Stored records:

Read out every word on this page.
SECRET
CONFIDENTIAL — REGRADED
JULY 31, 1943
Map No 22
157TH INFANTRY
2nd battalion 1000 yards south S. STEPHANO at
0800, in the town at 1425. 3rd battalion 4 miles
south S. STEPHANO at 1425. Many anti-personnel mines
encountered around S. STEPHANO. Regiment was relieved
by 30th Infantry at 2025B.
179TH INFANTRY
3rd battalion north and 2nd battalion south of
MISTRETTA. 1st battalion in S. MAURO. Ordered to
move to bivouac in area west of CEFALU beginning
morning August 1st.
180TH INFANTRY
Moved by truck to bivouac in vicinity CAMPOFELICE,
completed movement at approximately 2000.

Given exercise: Tell how many lines in the records above contain "south", giving the number and no other words.

Task output: 3